### WHAT NEEDS TO BE DONE
Exactly repeat the material, dropping every picture from the copy.

----------

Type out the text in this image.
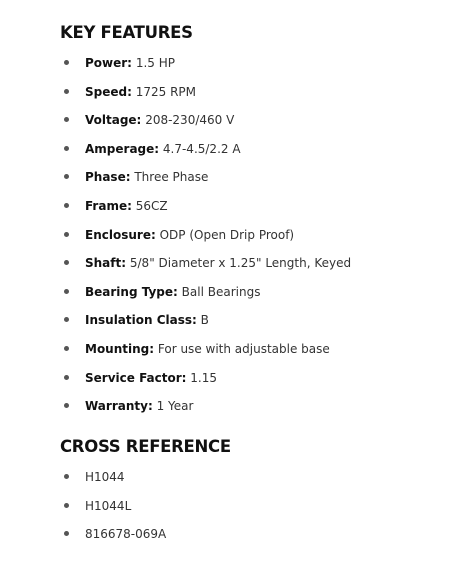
KEY FEATURES
Power: 1.5 HP
Speed: 1725 RPM
Voltage: 208-230/460 V
Amperage: 4.7-4.5/2.2 A
Phase: Three Phase
Frame: 56CZ
Enclosure: ODP (Open Drip Proof)
Shaft: 5/8" Diameter x 1.25" Length, Keyed
Bearing Type: Ball Bearings
Insulation Class: B
Mounting: For use with adjustable base
Service Factor: 1.15
Warranty: 1 Year
CROSS REFERENCE
H1044
H1044L
816678-069A
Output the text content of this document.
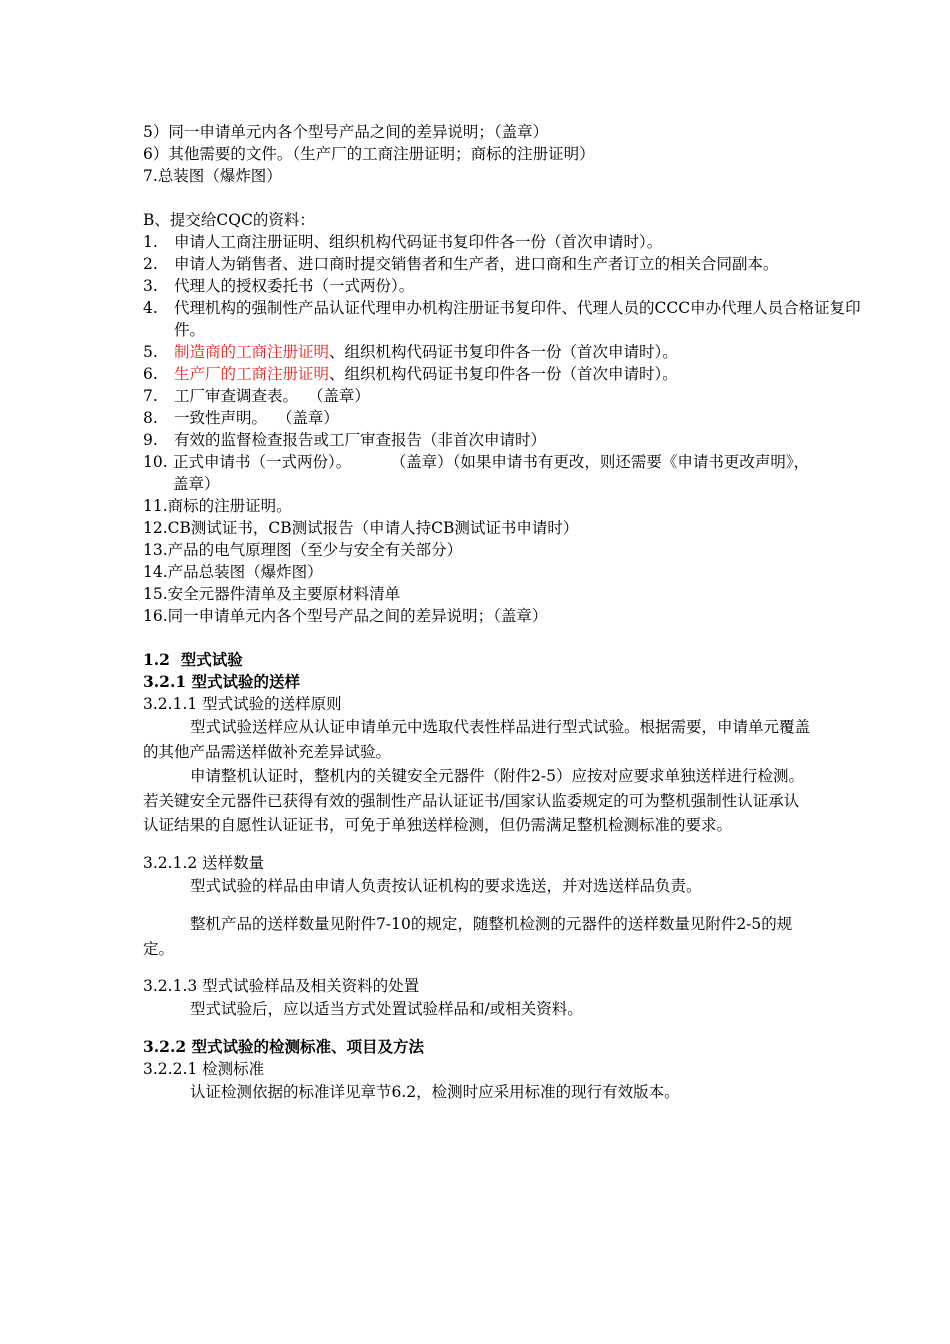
5）同一申请单元内各个型号产品之间的差异说明；（盖章）
6）其他需要的文件。（生产厂的工商注册证明；商标的注册证明）
7.总装图（爆炸图）
B、提交给CQC的资料：
1.	申请人工商注册证明、组织机构代码证书复印件各一份（首次申请时）。
2.	申请人为销售者、进口商时提交销售者和生产者，进口商和生产者订立的相关合同副本。
3.	代理人的授权委托书（一式两份）。
4. 代理机构的强制性产品认证代理申办机构注册证书复印件、代理人员的CCC申办代理人员合格证复印件。
5.	制造商的工商注册证明、组织机构代码证书复印件各一份（首次申请时）。
6.	生产厂的工商注册证明、组织机构代码证书复印件各一份（首次申请时）。
7.	工厂审查调查表。  （盖章）
8.	一致性声明。  （盖章）
9.	有效的监督检查报告或工厂审查报告（非首次申请时）
10. 正式申请书（一式两份）。        （盖章）（如果申请书有更改，则还需要《申请书更改声明》，盖章）
11.商标的注册证明。
12.CB测试证书，CB测试报告（申请人持CB测试证书申请时）
13.产品的电气原理图（至少与安全有关部分）
14.产品总装图（爆炸图）
15.安全元器件清单及主要原材料清单
16.同一申请单元内各个型号产品之间的差异说明；（盖章）
1.2  型式试验
3.2.1 型式试验的送样
3.2.1.1 型式试验的送样原则
型式试验送样应从认证申请单元中选取代表性样品进行型式试验。根据需要，申请单元覆盖的其他产品需送样做补充差异试验。
申请整机认证时，整机内的关键安全元器件（附件2-5）应按对应要求单独送样进行检测。若关键安全元器件已获得有效的强制性产品认证证书/国家认监委规定的可为整机强制性认证承认认证结果的自愿性认证证书，可免于单独送样检测，但仍需满足整机检测标准的要求。
3.2.1.2 送样数量
型式试验的样品由申请人负责按认证机构的要求选送，并对选送样品负责。
整机产品的送样数量见附件7-10的规定，随整机检测的元器件的送样数量见附件2-5的规定。
3.2.1.3 型式试验样品及相关资料的处置
型式试验后，应以适当方式处置试验样品和/或相关资料。
3.2.2 型式试验的检测标准、项目及方法
3.2.2.1 检测标准
认证检测依据的标准详见章节6.2，检测时应采用标准的现行有效版本。
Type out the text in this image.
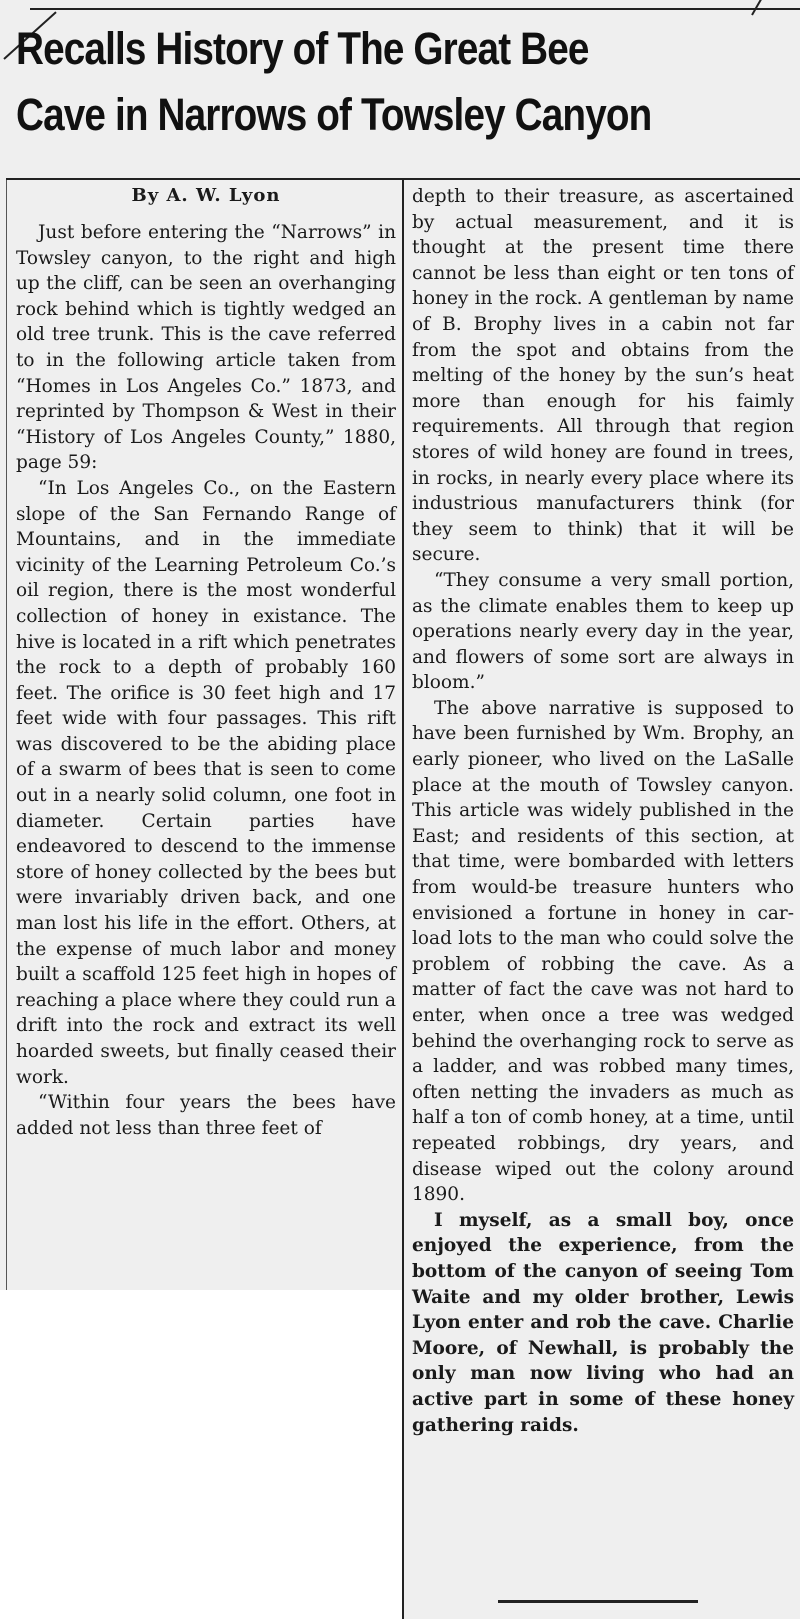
Recalls History of The Great Bee
Cave in Narrows of Towsley Canyon

By A. W. Lyon

Just before entering the “Narrows” in Towsley canyon, to the right and high up the cliff, can be seen an overhanging rock behind which is tightly wedged an old tree trunk. This is the cave referred to in the following article taken from “Homes in Los Angeles Co.” 1873, and reprinted by Thompson & West in their “History of Los Angeles County,” 1880, page 59:

“In Los Angeles Co., on the Eastern slope of the San Fernando Range of Mountains, and in the immediate vicinity of the Learning Petroleum Co.’s oil region, there is the most wonderful collection of honey in existance. The hive is located in a rift which penetrates the rock to a depth of probably 160 feet. The orifice is 30 feet high and 17 feet wide with four passages. This rift was discovered to be the abiding place of a swarm of bees that is seen to come out in a nearly solid column, one foot in diameter. Certain parties have endeavored to descend to the immense store of honey collected by the bees but were invariably driven back, and one man lost his life in the effort. Others, at the expense of much labor and money built a scaffold 125 feet high in hopes of reaching a place where they could run a drift into the rock and extract its well hoarded sweets, but finally ceased their work.

“Within four years the bees have added not less than three feet of

depth to their treasure, as ascertained by actual measurement, and it is thought at the present time there cannot be less than eight or ten tons of honey in the rock. A gentleman by name of B. Brophy lives in a cabin not far from the spot and obtains from the melting of the honey by the sun’s heat more than enough for his faimly requirements. All through that region stores of wild honey are found in trees, in rocks, in nearly every place where its industrious manufacturers think (for they seem to think) that it will be secure.

“They consume a very small portion, as the climate enables them to keep up operations nearly every day in the year, and flowers of some sort are always in bloom.”

The above narrative is supposed to have been furnished by Wm. Brophy, an early pioneer, who lived on the LaSalle place at the mouth of Towsley canyon. This article was widely published in the East; and residents of this section, at that time, were bombarded with letters from would-be treasure hunters who envisioned a fortune in honey in car-load lots to the man who could solve the problem of robbing the cave. As a matter of fact the cave was not hard to enter, when once a tree was wedged behind the overhanging rock to serve as a ladder, and was robbed many times, often netting the invaders as much as half a ton of comb honey, at a time, until repeated robbings, dry years, and disease wiped out the colony around 1890.

I myself, as a small boy, once enjoyed the experience, from the bottom of the canyon of seeing Tom Waite and my older brother, Lewis Lyon enter and rob the cave. Charlie Moore, of Newhall, is probably the only man now living who had an active part in some of these honey gathering raids.
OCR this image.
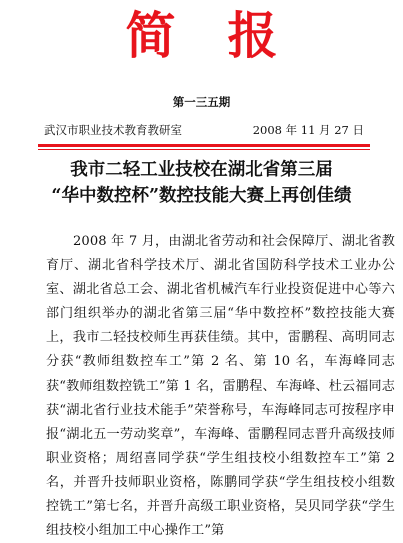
简报
第一三五期
武汉市职业技术教育教研室	2008 年 11 月 27 日
我市二轻工业技校在湖北省第三届
“华中数控杯”数控技能大赛上再创佳绩

2008 年 7 月，由湖北省劳动和社会保障厅、湖北省教育厅、湖北省科学技术厅、湖北省国防科学技术工业办公室、湖北省总工会、湖北省机械汽车行业投资促进中心等六部门组织举办的湖北省第三届“华中数控杯”数控技能大赛上，我市二轻技校师生再获佳绩。其中，雷鹏程、高明同志分获“教师组数控车工”第 2 名、第 10 名，车海峰同志获“教师组数控铣工”第 1 名，雷鹏程、车海峰、杜云福同志获“湖北省行业技术能手”荣誉称号，车海峰同志可按程序申报“湖北五一劳动奖章”，车海峰、雷鹏程同志晋升高级技师职业资格；周绍喜同学获“学生组技校小组数控车工”第 2 名，并晋升技师职业资格，陈鹏同学获“学生组技校小组数控铣工”第七名，并晋升高级工职业资格，吴贝同学获“学生组技校小组加工中心操作工”第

----------

### EXERCISE OUTPUT
Type out the text in this image.
KEY FEATURES
Power: 1.5 HP
Speed: 1725 RPM
Voltage: 208-230/460 V
Amperage: 4.7-4.5/2.2 A
Phase: Three Phase
Frame: 56CZ
Enclosure: ODP (Open Drip Proof)
Shaft: 5/8" Diameter x 1.25" Length, Keyed
Bearing Type: Ball Bearings
Insulation Class: B
Mounting: For use with adjustable base
Service Factor: 1.15
Warranty: 1 Year
CROSS REFERENCE
H1044
H1044L
816678-069A
Output the text content of this document.
5）同一申请单元内各个型号产品之间的差异说明；（盖章）
6）其他需要的文件。（生产厂的工商注册证明；商标的注册证明）
7.总装图（爆炸图）
B、提交给CQC的资料：
1.	申请人工商注册证明、组织机构代码证书复印件各一份（首次申请时）。
2.	申请人为销售者、进口商时提交销售者和生产者，进口商和生产者订立的相关合同副本。
3.	代理人的授权委托书（一式两份）。
4. 代理机构的强制性产品认证代理申办机构注册证书复印件、代理人员的CCC申办代理人员合格证复印件。
5.	制造商的工商注册证明、组织机构代码证书复印件各一份（首次申请时）。
6.	生产厂的工商注册证明、组织机构代码证书复印件各一份（首次申请时）。
7.	工厂审查调查表。  （盖章）
8.	一致性声明。  （盖章）
9.	有效的监督检查报告或工厂审查报告（非首次申请时）
10. 正式申请书（一式两份）。        （盖章）（如果申请书有更改，则还需要《申请书更改声明》，盖章）
11.商标的注册证明。
12.CB测试证书，CB测试报告（申请人持CB测试证书申请时）
13.产品的电气原理图（至少与安全有关部分）
14.产品总装图（爆炸图）
15.安全元器件清单及主要原材料清单
16.同一申请单元内各个型号产品之间的差异说明；（盖章）
1.2  型式试验
3.2.1 型式试验的送样
3.2.1.1 型式试验的送样原则
型式试验送样应从认证申请单元中选取代表性样品进行型式试验。根据需要，申请单元覆盖的其他产品需送样做补充差异试验。
申请整机认证时，整机内的关键安全元器件（附件2-5）应按对应要求单独送样进行检测。若关键安全元器件已获得有效的强制性产品认证证书/国家认监委规定的可为整机强制性认证承认认证结果的自愿性认证证书，可免于单独送样检测，但仍需满足整机检测标准的要求。
3.2.1.2 送样数量
型式试验的样品由申请人负责按认证机构的要求选送，并对选送样品负责。
整机产品的送样数量见附件7-10的规定，随整机检测的元器件的送样数量见附件2-5的规定。
3.2.1.3 型式试验样品及相关资料的处置
型式试验后，应以适当方式处置试验样品和/或相关资料。
3.2.2 型式试验的检测标准、项目及方法
3.2.2.1 检测标准
认证检测依据的标准详见章节6.2，检测时应采用标准的现行有效版本。
Type out the text in this image.
Recalls History of The Great Bee
Cave in Narrows of Towsley Canyon

By A. W. Lyon

Just before entering the “Narrows” in Towsley canyon, to the right and high up the cliff, can be seen an overhanging rock behind which is tightly wedged an old tree trunk. This is the cave referred to in the following article taken from “Homes in Los Angeles Co.” 1873, and reprinted by Thompson & West in their “History of Los Angeles County,” 1880, page 59:

“In Los Angeles Co., on the Eastern slope of the San Fernando Range of Mountains, and in the immediate vicinity of the Learning Petroleum Co.’s oil region, there is the most wonderful collection of honey in existance. The hive is located in a rift which penetrates the rock to a depth of probably 160 feet. The orifice is 30 feet high and 17 feet wide with four passages. This rift was discovered to be the abiding place of a swarm of bees that is seen to come out in a nearly solid column, one foot in diameter. Certain parties have endeavored to descend to the immense store of honey collected by the bees but were invariably driven back, and one man lost his life in the effort. Others, at the expense of much labor and money built a scaffold 125 feet high in hopes of reaching a place where they could run a drift into the rock and extract its well hoarded sweets, but finally ceased their work.

“Within four years the bees have added not less than three feet of

depth to their treasure, as ascertained by actual measurement, and it is thought at the present time there cannot be less than eight or ten tons of honey in the rock. A gentleman by name of B. Brophy lives in a cabin not far from the spot and obtains from the melting of the honey by the sun’s heat more than enough for his faimly requirements. All through that region stores of wild honey are found in trees, in rocks, in nearly every place where its industrious manufacturers think (for they seem to think) that it will be secure.

“They consume a very small portion, as the climate enables them to keep up operations nearly every day in the year, and flowers of some sort are always in bloom.”

The above narrative is supposed to have been furnished by Wm. Brophy, an early pioneer, who lived on the LaSalle place at the mouth of Towsley canyon. This article was widely published in the East; and residents of this section, at that time, were bombarded with letters from would-be treasure hunters who envisioned a fortune in honey in car-load lots to the man who could solve the problem of robbing the cave. As a matter of fact the cave was not hard to enter, when once a tree was wedged behind the overhanging rock to serve as a ladder, and was robbed many times, often netting the invaders as much as half a ton of comb honey, at a time, until repeated robbings, dry years, and disease wiped out the colony around 1890.

I myself, as a small boy, once enjoyed the experience, from the bottom of the canyon of seeing Tom Waite and my older brother, Lewis Lyon enter and rob the cave. Charlie Moore, of Newhall, is probably the only man now living who had an active part in some of these honey gathering raids.
OCR this image.
简报
第一三五期
武汉市职业技术教育教研室	2008 年 11 月 27 日
我市二轻工业技校在湖北省第三届
“华中数控杯”数控技能大赛上再创佳绩

2008 年 7 月，由湖北省劳动和社会保障厅、湖北省教育厅、湖北省科学技术厅、湖北省国防科学技术工业办公室、湖北省总工会、湖北省机械汽车行业投资促进中心等六部门组织举办的湖北省第三届“华中数控杯”数控技能大赛上，我市二轻技校师生再获佳绩。其中，雷鹏程、高明同志分获“教师组数控车工”第 2 名、第 10 名，车海峰同志获“教师组数控铣工”第 1 名，雷鹏程、车海峰、杜云福同志获“湖北省行业技术能手”荣誉称号，车海峰同志可按程序申报“湖北五一劳动奖章”，车海峰、雷鹏程同志晋升高级技师职业资格；周绍喜同学获“学生组技校小组数控车工”第 2 名，并晋升技师职业资格，陈鹏同学获“学生组技校小组数控铣工”第七名，并晋升高级工职业资格，吴贝同学获“学生组技校小组加工中心操作工”第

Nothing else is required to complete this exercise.